[Dataset items]

▬▬▬

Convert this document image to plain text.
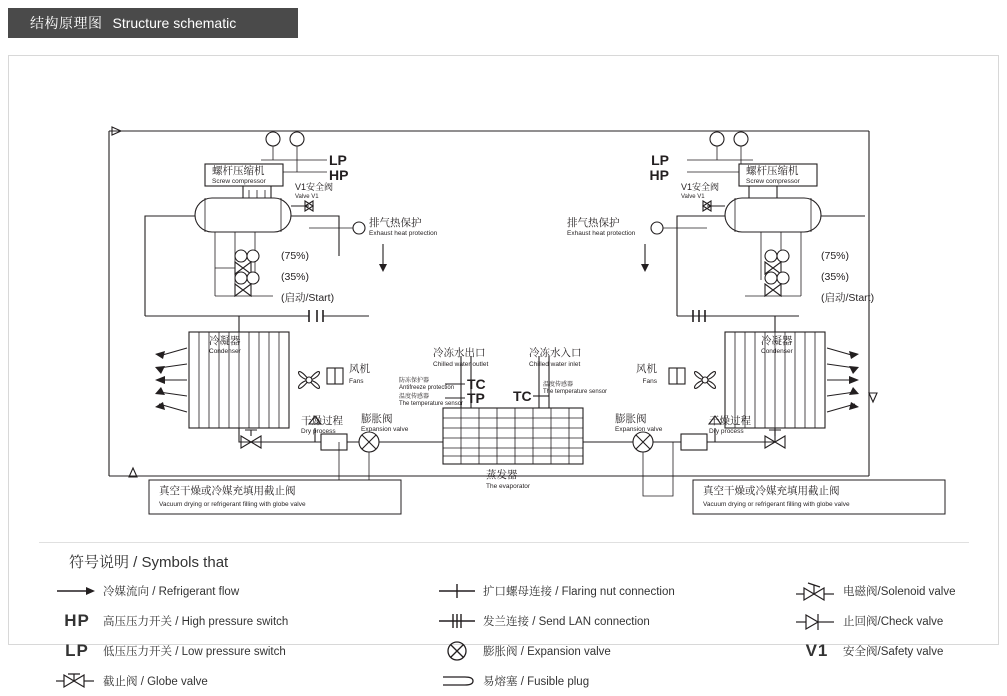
结构原理图 Structure schematic
LP
HP
螺杆压缩机
Screw compressor
V1安全阀
Valve V1
排气热保护
Exhaust heat protection
(75%)
(35%)
(启动/Start)
冷凝器
Condenser
风机
Fans
干燥过程
Dry process
膨胀阀
Expansion valve
真空干燥或冷媒充填用截止阀
Vacuum drying or refrigerant filling with globe valve
蒸发器
The evaporator
冷冻水出口
Chilled water outlet
冷冻水入口
Chilled water inlet
TC
TP
防冻保护器
Antifreeze protection
温度传感器
The temperature sensor	TC
温度传感器
The temperature sensor
LP
HP	螺杆压缩机
Screw compressor
V1安全阀
Valve V1
排气热保护
Exhaust heat protection
(75%)
(35%)
(启动/Start)
冷凝器
Condenser
风机
Fans
干燥过程
Dry process
膨胀阀
Expansion valve
真空干燥或冷媒充填用截止阀
Vacuum drying or refrigerant filling with globe valve
符号说明 / Symbols that
冷媒流向 / Refrigerant flow
HP	高压压力开关 / High pressure switch
LP	低压压力开关 / Low pressure switch
截止阀 / Globe valve
扩口螺母连接 / Flaring nut connection
发兰连接 / Send LAN connection
膨胀阀 / Expansion valve
易熔塞 / Fusible plug
电磁阀/Solenoid valve
止回阀/Check valve
V1	安全阀/Safety valve
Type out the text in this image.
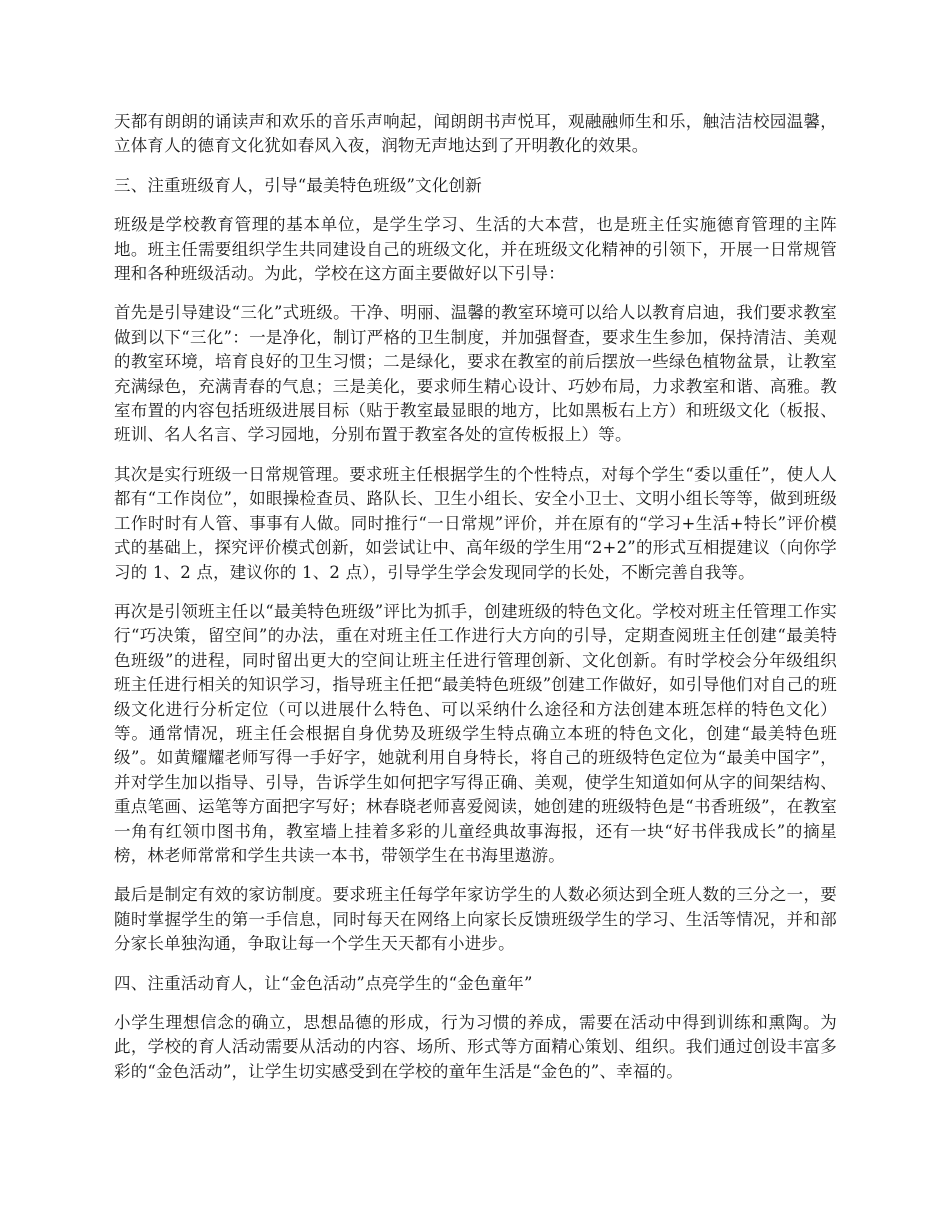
天都有朗朗的诵读声和欢乐的音乐声响起，闻朗朗书声悦耳，观融融师生和乐，触洁洁校园温馨，立体育人的德育文化犹如春风入夜，润物无声地达到了开明教化的效果。

三、注重班级育人，引导“最美特色班级”文化创新

班级是学校教育管理的基本单位，是学生学习、生活的大本营，也是班主任实施德育管理的主阵地。班主任需要组织学生共同建设自己的班级文化，并在班级文化精神的引领下，开展一日常规管理和各种班级活动。为此，学校在这方面主要做好以下引导：

首先是引导建设“三化”式班级。干净、明丽、温馨的教室环境可以给人以教育启迪，我们要求教室做到以下“三化”：一是净化，制订严格的卫生制度，并加强督查，要求生生参加，保持清洁、美观的教室环境，培育良好的卫生习惯；二是绿化，要求在教室的前后摆放一些绿色植物盆景，让教室充满绿色，充满青春的气息；三是美化，要求师生精心设计、巧妙布局，力求教室和谐、高雅。教室布置的内容包括班级进展目标（贴于教室最显眼的地方，比如黑板右上方）和班级文化（板报、班训、名人名言、学习园地，分别布置于教室各处的宣传板报上）等。

其次是实行班级一日常规管理。要求班主任根据学生的个性特点，对每个学生“委以重任”，使人人都有“工作岗位”，如眼操检查员、路队长、卫生小组长、安全小卫士、文明小组长等等，做到班级工作时时有人管、事事有人做。同时推行“一日常规”评价，并在原有的“学习+生活+特长”评价模式的基础上，探究评价模式创新，如尝试让中、高年级的学生用“2+2”的形式互相提建议（向你学习的 1、2 点，建议你的 1、2 点），引导学生学会发现同学的长处，不断完善自我等。

再次是引领班主任以“最美特色班级”评比为抓手，创建班级的特色文化。学校对班主任管理工作实行“巧决策，留空间”的办法，重在对班主任工作进行大方向的引导，定期查阅班主任创建“最美特色班级”的进程，同时留出更大的空间让班主任进行管理创新、文化创新。有时学校会分年级组织班主任进行相关的知识学习，指导班主任把“最美特色班级”创建工作做好，如引导他们对自己的班级文化进行分析定位（可以进展什么特色、可以采纳什么途径和方法创建本班怎样的特色文化）等。通常情况，班主任会根据自身优势及班级学生特点确立本班的特色文化，创建“最美特色班级”。如黄耀耀老师写得一手好字，她就利用自身特长，将自己的班级特色定位为“最美中国字”，并对学生加以指导、引导，告诉学生如何把字写得正确、美观，使学生知道如何从字的间架结构、重点笔画、运笔等方面把字写好；林春晓老师喜爱阅读，她创建的班级特色是“书香班级”，在教室一角有红领巾图书角，教室墙上挂着多彩的儿童经典故事海报，还有一块“好书伴我成长”的摘星榜，林老师常常和学生共读一本书，带领学生在书海里遨游。

最后是制定有效的家访制度。要求班主任每学年家访学生的人数必须达到全班人数的三分之一，要随时掌握学生的第一手信息，同时每天在网络上向家长反馈班级学生的学习、生活等情况，并和部分家长单独沟通，争取让每一个学生天天都有小进步。

四、注重活动育人，让“金色活动”点亮学生的“金色童年”

小学生理想信念的确立，思想品德的形成，行为习惯的养成，需要在活动中得到训练和熏陶。为此，学校的育人活动需要从活动的内容、场所、形式等方面精心策划、组织。我们通过创设丰富多彩的“金色活动”，让学生切实感受到在学校的童年生活是“金色的”、幸福的。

▬▬▬

- _GIVEN TASK_:
Pull every line containing "Chilled" from the data.

- _COMPLETED TASK_:
Chilled water outlet
Chilled water inlet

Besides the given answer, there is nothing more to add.